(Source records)

○ ○ ○

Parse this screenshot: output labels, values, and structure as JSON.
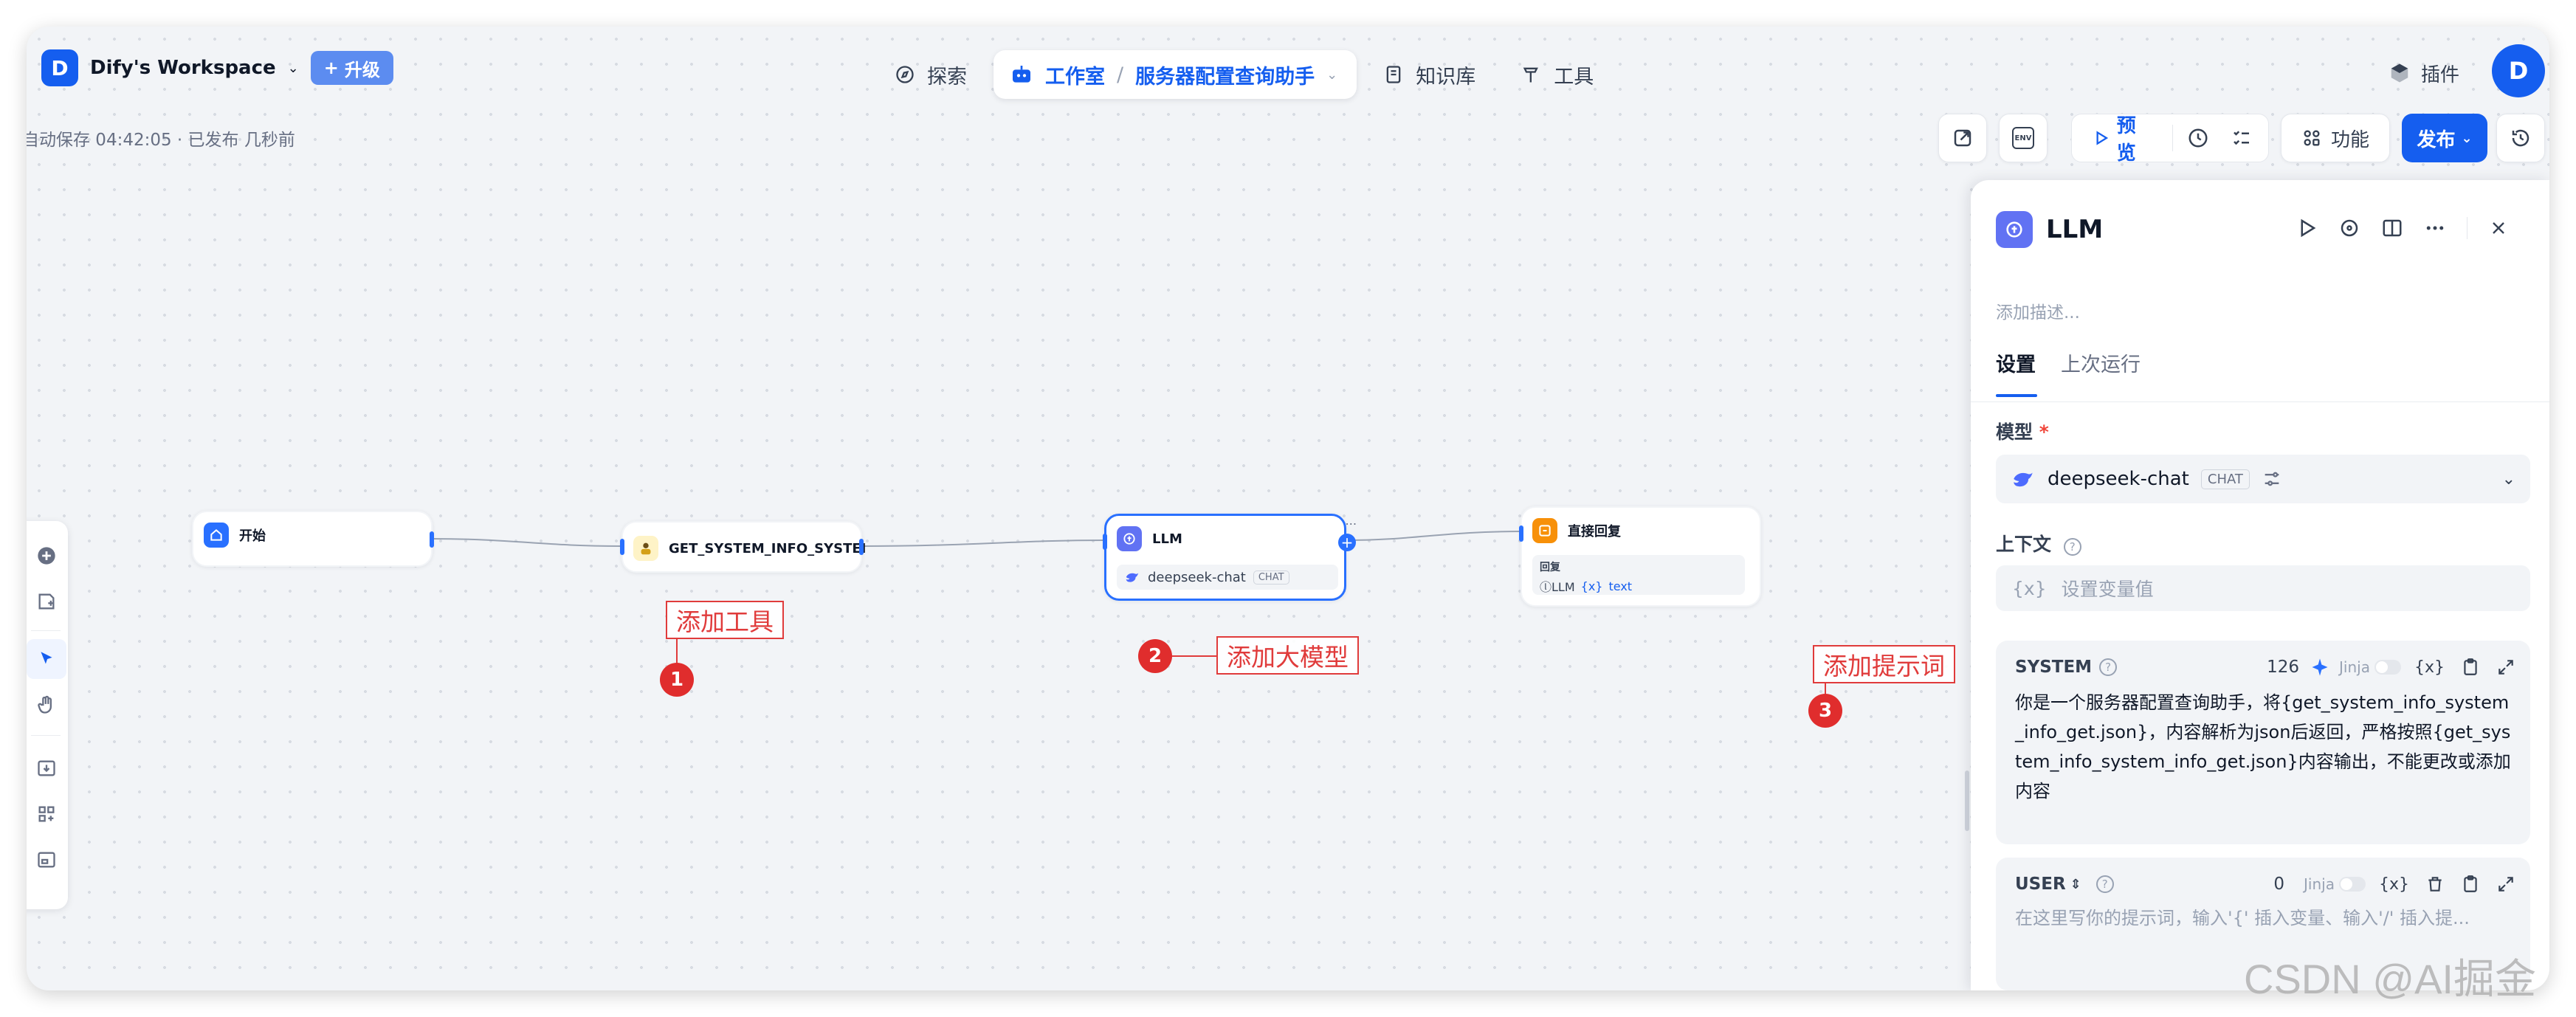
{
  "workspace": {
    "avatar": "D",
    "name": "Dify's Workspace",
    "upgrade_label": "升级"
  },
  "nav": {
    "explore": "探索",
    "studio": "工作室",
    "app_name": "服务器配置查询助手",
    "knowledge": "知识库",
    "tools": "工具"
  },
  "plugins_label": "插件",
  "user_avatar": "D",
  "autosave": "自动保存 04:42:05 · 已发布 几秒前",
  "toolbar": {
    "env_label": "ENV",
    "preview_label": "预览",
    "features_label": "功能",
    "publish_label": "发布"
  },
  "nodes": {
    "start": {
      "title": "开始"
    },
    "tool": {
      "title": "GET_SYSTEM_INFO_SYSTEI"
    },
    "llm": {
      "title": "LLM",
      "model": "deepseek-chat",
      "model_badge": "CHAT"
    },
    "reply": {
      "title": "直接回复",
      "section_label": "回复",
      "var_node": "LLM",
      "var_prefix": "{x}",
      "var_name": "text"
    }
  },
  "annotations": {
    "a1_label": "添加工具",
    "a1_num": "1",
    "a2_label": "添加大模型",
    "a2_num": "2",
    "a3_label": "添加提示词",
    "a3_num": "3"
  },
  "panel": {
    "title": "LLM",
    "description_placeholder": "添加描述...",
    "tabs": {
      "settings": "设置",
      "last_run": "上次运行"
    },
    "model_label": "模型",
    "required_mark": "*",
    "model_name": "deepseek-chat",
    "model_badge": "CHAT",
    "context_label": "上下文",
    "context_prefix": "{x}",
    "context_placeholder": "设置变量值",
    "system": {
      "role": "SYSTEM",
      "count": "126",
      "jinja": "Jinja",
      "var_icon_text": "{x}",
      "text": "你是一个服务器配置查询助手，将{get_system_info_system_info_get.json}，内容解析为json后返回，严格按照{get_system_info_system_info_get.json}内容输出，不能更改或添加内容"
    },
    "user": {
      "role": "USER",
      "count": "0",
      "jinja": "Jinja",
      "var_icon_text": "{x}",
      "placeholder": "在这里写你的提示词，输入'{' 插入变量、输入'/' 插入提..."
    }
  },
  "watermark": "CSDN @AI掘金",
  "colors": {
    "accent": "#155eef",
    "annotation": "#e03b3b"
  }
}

○ ○ ○

TASK STATEMENT:
Omit the pictures, then quote the rest of the material above exactly.

COMPLETED EXERCISE:
Parse this screenshot: output labels, values, and structure as JSON.
{
  "workspace": {
    "avatar": "D",
    "name": "Dify's Workspace",
    "upgrade_label": "升级"
  },
  "nav": {
    "explore": "探索",
    "studio": "工作室",
    "app_name": "服务器配置查询助手",
    "knowledge": "知识库",
    "tools": "工具"
  },
  "plugins_label": "插件",
  "user_avatar": "D",
  "autosave": "自动保存 04:42:05 · 已发布 几秒前",
  "toolbar": {
    "env_label": "ENV",
    "preview_label": "预览",
    "features_label": "功能",
    "publish_label": "发布"
  },
  "nodes": {
    "start": {
      "title": "开始"
    },
    "tool": {
      "title": "GET_SYSTEM_INFO_SYSTEI"
    },
    "llm": {
      "title": "LLM",
      "model": "deepseek-chat",
      "model_badge": "CHAT"
    },
    "reply": {
      "title": "直接回复",
      "section_label": "回复",
      "var_node": "LLM",
      "var_prefix": "{x}",
      "var_name": "text"
    }
  },
  "annotations": {
    "a1_label": "添加工具",
    "a1_num": "1",
    "a2_label": "添加大模型",
    "a2_num": "2",
    "a3_label": "添加提示词",
    "a3_num": "3"
  },
  "panel": {
    "title": "LLM",
    "description_placeholder": "添加描述...",
    "tabs": {
      "settings": "设置",
      "last_run": "上次运行"
    },
    "model_label": "模型",
    "required_mark": "*",
    "model_name": "deepseek-chat",
    "model_badge": "CHAT",
    "context_label": "上下文",
    "context_prefix": "{x}",
    "context_placeholder": "设置变量值",
    "system": {
      "role": "SYSTEM",
      "count": "126",
      "jinja": "Jinja",
      "var_icon_text": "{x}",
      "text": "你是一个服务器配置查询助手，将{get_system_info_system_info_get.json}，内容解析为json后返回，严格按照{get_system_info_system_info_get.json}内容输出，不能更改或添加内容"
    },
    "user": {
      "role": "USER",
      "count": "0",
      "jinja": "Jinja",
      "var_icon_text": "{x}",
      "placeholder": "在这里写你的提示词，输入'{' 插入变量、输入'/' 插入提..."
    }
  },
  "watermark": "CSDN @AI掘金",
  "colors": {
    "accent": "#155eef",
    "annotation": "#e03b3b"
  }
}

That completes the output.